[Source data]

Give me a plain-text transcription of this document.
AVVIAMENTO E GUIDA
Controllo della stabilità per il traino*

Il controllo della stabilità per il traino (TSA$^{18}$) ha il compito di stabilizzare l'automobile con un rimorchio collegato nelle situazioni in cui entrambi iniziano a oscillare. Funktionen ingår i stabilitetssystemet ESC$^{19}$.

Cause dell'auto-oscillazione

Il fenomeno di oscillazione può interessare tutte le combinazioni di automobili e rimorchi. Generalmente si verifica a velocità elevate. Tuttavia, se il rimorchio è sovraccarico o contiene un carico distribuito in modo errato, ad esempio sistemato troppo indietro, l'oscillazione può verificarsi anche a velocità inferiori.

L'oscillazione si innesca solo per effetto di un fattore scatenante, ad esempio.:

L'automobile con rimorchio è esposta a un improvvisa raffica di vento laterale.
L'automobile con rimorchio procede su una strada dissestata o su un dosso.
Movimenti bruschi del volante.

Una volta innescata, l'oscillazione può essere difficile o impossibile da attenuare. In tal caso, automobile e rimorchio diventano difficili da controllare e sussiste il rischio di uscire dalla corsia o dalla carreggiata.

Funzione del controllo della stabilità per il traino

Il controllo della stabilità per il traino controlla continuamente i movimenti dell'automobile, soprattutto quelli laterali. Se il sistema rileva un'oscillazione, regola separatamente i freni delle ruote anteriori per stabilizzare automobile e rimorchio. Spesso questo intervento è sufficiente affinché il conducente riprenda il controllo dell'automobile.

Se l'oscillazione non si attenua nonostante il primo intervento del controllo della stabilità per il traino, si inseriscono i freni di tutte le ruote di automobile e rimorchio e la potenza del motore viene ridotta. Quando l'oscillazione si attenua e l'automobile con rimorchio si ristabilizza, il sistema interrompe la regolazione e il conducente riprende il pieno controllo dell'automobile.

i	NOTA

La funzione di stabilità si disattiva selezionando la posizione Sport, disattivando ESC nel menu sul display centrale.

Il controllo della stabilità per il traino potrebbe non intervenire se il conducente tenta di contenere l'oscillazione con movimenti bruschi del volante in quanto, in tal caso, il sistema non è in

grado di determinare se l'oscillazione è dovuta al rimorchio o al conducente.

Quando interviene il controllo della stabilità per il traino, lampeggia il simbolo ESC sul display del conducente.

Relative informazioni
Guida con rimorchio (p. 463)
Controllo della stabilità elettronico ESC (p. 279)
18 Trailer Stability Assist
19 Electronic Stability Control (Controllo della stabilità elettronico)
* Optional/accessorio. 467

◆ **Objective**: Go through the records and pull out each line that includes the word "display".

◆ **Output of the task**:
La funzione di stabilità si disattiva selezionando la posizione Sport, disattivando ESC nel menu sul display centrale.
Quando interviene il controllo della stabilità per il traino, lampeggia il simbolo ESC sul display del conducente.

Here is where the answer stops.